begin Records shown
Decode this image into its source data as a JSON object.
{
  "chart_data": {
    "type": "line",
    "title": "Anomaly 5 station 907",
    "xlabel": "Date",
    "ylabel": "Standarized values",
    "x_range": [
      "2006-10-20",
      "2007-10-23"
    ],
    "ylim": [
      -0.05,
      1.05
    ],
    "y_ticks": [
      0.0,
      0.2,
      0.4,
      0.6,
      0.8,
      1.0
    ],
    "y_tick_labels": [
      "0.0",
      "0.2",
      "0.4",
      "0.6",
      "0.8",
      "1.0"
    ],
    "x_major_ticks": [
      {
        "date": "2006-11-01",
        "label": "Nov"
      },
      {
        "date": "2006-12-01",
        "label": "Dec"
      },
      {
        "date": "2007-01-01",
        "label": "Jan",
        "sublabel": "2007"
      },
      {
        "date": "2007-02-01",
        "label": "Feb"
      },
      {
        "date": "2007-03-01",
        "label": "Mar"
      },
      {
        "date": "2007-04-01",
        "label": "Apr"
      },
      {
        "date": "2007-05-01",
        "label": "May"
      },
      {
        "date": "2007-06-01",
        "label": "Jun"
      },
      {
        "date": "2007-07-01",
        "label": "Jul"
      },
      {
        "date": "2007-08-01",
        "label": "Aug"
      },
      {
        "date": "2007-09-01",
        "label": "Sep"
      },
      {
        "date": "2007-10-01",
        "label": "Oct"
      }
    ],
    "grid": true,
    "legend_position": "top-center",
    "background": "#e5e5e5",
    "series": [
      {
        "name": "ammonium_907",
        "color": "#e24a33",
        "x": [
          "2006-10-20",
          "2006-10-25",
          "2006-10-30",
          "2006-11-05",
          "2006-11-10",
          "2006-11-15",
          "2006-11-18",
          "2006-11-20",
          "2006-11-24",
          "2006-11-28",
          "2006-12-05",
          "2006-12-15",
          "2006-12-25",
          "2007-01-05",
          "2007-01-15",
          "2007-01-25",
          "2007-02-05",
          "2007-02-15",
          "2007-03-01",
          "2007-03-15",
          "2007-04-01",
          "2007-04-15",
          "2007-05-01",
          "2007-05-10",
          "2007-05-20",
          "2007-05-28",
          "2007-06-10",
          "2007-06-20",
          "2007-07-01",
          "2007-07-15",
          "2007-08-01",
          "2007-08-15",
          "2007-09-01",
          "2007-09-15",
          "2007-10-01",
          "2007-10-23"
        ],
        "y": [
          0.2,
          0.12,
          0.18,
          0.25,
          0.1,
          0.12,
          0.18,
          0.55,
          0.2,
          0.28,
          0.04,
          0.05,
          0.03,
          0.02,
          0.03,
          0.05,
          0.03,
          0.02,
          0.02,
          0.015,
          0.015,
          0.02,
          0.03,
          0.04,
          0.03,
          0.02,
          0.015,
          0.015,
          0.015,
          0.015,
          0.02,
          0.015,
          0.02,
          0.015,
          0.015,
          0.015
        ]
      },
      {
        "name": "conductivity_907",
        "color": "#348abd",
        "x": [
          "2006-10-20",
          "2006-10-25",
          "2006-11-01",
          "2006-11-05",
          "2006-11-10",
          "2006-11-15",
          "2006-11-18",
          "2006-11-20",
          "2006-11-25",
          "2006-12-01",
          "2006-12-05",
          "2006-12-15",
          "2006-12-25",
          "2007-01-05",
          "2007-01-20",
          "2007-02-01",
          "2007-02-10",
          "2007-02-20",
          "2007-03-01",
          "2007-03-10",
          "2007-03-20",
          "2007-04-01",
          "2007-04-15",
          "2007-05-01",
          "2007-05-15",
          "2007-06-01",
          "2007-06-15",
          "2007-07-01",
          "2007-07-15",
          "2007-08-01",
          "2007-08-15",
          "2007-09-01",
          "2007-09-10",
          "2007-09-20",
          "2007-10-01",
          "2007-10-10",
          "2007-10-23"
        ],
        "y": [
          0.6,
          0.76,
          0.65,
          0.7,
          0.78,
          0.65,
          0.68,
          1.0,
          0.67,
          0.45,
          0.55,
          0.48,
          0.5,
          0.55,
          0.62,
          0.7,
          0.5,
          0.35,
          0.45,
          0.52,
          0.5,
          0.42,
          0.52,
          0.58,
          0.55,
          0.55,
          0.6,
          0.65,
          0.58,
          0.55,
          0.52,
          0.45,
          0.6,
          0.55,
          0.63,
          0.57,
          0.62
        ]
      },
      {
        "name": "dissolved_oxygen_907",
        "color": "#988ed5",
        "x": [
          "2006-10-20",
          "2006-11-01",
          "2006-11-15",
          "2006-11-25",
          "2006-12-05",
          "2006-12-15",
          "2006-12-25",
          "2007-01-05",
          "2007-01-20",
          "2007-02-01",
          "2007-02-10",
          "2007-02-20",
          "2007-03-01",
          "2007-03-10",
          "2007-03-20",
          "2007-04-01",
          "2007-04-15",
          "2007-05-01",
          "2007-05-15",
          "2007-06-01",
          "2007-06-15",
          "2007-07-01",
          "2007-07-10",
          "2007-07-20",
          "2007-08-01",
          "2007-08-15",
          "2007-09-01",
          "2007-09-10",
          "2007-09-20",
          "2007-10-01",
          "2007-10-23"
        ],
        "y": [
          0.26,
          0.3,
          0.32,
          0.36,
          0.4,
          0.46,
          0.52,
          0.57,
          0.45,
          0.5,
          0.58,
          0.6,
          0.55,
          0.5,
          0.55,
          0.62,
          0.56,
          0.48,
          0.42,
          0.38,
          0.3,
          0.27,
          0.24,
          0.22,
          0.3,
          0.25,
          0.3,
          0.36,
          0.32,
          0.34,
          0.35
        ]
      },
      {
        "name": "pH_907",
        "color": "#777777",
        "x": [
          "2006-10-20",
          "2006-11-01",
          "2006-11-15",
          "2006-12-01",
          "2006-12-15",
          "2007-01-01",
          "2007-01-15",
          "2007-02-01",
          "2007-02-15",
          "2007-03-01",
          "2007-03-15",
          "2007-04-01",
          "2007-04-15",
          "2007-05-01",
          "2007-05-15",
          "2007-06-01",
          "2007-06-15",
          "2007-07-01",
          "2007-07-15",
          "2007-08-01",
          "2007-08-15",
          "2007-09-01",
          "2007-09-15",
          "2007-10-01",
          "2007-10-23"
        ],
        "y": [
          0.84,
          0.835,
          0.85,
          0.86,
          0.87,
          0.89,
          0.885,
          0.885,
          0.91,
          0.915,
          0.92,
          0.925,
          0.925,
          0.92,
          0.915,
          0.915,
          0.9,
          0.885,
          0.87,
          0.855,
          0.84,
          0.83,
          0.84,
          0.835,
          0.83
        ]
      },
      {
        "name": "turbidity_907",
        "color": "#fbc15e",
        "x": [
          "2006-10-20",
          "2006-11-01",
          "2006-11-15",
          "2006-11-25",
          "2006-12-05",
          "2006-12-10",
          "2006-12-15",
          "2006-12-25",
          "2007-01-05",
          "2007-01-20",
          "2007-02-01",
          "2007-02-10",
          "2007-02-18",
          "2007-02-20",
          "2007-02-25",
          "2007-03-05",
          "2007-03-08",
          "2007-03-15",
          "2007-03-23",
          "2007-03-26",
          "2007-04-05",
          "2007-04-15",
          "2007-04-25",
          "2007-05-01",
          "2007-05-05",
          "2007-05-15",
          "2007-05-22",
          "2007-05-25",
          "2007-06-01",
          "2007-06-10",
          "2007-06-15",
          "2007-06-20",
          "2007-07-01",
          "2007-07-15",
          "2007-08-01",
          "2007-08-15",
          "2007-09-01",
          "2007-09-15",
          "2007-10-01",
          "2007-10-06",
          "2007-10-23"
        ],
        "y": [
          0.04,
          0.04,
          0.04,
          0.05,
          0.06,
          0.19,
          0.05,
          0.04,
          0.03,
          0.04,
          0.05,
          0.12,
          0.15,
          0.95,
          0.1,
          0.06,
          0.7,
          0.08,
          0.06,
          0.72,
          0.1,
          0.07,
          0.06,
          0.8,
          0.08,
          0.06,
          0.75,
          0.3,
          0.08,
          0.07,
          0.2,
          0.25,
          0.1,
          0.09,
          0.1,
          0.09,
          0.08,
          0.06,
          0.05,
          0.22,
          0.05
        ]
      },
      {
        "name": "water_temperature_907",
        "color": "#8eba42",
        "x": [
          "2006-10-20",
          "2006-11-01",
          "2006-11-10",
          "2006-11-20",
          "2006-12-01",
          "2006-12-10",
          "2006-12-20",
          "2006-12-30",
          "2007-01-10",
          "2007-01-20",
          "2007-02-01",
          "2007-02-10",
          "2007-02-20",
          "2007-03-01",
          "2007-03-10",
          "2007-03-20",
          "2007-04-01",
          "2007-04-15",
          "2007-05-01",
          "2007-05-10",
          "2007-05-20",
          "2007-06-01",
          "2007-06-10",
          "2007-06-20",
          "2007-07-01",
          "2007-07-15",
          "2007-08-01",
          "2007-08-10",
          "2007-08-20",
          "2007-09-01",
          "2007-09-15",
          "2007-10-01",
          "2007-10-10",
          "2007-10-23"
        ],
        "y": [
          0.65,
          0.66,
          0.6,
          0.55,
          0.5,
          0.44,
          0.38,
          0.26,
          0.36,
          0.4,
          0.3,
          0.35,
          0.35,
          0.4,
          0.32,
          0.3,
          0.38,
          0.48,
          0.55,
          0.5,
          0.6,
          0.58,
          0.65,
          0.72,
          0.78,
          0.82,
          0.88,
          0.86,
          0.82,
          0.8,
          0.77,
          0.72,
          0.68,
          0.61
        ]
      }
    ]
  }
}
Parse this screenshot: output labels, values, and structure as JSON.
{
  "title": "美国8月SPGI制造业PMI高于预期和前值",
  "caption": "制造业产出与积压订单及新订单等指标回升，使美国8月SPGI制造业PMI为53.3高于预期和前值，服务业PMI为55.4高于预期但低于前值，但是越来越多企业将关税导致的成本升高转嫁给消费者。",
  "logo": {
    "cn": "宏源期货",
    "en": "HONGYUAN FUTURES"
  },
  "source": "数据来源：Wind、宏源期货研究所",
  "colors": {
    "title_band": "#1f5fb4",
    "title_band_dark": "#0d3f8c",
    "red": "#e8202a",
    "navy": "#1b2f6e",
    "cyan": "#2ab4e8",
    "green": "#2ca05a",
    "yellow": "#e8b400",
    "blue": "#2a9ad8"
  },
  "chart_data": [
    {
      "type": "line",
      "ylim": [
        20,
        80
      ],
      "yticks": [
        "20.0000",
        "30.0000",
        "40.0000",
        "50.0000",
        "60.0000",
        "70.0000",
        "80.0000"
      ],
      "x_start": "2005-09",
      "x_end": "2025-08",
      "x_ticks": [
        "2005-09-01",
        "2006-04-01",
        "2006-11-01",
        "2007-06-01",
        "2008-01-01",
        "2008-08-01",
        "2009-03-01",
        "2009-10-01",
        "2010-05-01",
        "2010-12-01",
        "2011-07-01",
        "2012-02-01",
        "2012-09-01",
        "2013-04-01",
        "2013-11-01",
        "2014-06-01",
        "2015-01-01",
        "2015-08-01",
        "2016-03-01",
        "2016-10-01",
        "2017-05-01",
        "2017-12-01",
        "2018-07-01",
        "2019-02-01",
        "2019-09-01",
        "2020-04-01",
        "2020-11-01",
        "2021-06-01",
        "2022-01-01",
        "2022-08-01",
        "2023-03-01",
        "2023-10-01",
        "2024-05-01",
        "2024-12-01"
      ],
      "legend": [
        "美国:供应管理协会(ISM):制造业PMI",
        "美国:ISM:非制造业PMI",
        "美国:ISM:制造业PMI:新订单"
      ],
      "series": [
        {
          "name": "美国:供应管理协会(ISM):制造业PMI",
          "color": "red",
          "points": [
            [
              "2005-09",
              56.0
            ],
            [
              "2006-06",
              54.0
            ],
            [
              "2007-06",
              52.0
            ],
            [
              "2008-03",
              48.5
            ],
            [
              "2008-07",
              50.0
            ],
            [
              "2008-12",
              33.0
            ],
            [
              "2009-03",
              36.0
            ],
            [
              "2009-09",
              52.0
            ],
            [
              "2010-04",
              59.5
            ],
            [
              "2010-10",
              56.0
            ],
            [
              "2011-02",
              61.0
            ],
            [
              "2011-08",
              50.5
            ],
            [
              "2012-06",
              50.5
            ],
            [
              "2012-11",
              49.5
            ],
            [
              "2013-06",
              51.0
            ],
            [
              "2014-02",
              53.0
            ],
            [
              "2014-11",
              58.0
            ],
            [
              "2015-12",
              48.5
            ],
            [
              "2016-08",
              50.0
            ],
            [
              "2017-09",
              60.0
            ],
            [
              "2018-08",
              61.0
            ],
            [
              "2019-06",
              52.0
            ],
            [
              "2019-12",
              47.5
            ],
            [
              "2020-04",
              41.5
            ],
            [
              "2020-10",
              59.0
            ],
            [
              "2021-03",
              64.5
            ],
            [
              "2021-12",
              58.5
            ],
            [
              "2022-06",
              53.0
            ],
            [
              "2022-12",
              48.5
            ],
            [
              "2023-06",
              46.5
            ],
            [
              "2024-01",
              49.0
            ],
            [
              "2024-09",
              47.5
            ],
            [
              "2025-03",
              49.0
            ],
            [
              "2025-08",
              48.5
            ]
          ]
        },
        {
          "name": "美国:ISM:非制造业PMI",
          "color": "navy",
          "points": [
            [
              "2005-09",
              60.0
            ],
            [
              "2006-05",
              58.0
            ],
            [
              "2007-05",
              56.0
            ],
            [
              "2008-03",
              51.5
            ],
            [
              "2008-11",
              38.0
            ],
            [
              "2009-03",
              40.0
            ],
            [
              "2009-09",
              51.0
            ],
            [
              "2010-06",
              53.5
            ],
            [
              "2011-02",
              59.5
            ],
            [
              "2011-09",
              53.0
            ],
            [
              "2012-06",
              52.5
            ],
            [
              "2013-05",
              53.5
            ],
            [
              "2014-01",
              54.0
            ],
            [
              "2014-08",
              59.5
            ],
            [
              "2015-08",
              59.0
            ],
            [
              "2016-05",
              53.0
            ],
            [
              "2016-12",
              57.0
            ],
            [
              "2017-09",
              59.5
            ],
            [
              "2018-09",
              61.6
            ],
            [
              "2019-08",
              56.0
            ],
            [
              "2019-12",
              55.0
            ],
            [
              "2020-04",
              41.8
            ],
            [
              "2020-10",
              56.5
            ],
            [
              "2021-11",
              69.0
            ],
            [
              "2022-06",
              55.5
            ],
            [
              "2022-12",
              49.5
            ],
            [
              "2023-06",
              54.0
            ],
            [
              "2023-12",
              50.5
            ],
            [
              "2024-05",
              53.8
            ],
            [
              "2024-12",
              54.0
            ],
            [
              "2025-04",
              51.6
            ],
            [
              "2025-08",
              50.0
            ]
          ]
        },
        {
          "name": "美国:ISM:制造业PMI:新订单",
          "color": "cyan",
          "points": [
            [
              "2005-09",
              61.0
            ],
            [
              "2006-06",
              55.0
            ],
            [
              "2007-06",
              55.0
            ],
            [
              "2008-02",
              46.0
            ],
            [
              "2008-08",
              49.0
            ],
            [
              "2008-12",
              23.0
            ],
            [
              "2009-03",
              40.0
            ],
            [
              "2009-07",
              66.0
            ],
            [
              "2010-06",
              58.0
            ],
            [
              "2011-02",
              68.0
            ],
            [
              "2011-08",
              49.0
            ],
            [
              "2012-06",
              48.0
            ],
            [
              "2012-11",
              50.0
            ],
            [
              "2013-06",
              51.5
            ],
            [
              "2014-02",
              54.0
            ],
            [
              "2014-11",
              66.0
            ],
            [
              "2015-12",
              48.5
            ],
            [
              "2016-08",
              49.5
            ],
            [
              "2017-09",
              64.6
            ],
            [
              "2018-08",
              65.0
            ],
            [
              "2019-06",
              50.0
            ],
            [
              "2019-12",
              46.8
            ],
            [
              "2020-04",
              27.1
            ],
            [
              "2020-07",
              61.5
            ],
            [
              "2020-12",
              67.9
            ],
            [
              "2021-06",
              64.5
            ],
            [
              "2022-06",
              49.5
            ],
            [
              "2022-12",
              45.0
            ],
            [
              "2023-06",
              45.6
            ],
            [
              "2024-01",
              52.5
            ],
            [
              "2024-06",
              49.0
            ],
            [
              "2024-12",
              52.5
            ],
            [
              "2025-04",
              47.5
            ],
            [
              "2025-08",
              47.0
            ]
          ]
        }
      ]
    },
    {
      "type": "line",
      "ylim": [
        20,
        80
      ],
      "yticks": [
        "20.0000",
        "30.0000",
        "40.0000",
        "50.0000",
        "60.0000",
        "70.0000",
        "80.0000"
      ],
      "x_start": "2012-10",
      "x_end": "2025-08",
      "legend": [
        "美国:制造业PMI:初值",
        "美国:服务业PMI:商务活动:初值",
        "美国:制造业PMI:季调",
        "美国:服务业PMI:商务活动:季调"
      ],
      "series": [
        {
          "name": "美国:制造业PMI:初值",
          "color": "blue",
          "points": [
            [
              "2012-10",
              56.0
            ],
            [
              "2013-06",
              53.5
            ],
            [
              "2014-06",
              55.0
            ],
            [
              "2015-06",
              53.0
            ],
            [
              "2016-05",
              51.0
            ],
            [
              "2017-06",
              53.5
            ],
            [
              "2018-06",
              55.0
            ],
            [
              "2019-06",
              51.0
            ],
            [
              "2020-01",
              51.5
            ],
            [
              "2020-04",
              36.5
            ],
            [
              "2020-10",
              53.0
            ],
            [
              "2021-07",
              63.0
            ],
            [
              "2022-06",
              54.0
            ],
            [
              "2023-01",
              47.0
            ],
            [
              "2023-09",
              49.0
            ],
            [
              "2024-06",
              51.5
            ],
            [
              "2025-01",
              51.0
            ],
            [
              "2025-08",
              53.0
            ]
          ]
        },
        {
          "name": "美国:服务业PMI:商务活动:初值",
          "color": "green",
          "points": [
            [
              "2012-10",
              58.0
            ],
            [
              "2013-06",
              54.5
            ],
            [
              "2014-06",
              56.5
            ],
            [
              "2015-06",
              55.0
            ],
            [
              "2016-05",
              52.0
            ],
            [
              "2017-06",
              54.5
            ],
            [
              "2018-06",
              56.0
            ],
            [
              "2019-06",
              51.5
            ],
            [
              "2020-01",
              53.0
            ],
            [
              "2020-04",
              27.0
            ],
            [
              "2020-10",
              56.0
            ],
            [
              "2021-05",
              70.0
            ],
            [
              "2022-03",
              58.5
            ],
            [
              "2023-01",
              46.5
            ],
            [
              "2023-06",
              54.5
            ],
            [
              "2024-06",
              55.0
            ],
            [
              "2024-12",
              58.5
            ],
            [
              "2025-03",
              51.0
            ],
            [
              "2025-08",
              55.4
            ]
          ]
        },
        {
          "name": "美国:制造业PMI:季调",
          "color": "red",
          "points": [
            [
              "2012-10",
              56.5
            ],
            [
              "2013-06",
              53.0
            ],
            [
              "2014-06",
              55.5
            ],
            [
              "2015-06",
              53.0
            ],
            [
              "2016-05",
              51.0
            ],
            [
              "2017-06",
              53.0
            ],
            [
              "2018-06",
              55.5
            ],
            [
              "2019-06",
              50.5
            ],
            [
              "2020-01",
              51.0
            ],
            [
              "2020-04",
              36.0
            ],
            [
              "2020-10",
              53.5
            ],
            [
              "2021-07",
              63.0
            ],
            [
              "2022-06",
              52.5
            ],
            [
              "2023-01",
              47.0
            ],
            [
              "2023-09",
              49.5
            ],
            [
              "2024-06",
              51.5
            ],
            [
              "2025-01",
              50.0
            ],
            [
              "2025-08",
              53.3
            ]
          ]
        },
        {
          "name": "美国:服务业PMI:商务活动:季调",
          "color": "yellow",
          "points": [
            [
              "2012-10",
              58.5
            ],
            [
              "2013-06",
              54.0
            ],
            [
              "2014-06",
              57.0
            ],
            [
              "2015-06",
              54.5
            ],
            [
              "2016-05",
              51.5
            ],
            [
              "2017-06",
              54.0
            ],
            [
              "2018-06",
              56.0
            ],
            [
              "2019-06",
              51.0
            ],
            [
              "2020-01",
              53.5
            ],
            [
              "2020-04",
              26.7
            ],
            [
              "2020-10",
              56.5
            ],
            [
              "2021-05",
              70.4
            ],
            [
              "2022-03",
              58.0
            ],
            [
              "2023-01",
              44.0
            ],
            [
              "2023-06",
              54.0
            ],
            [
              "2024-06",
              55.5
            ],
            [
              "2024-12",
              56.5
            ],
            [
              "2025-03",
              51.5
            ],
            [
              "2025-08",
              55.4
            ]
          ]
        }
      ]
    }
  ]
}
end Records shown
> [Description of the task]:
Filter out all lines lacking the word "供应管理协会" and copy the rest.

> [Exercise answer]:
        "美国:供应管理协会(ISM):制造业PMI",
          "name": "美国:供应管理协会(ISM):制造业PMI",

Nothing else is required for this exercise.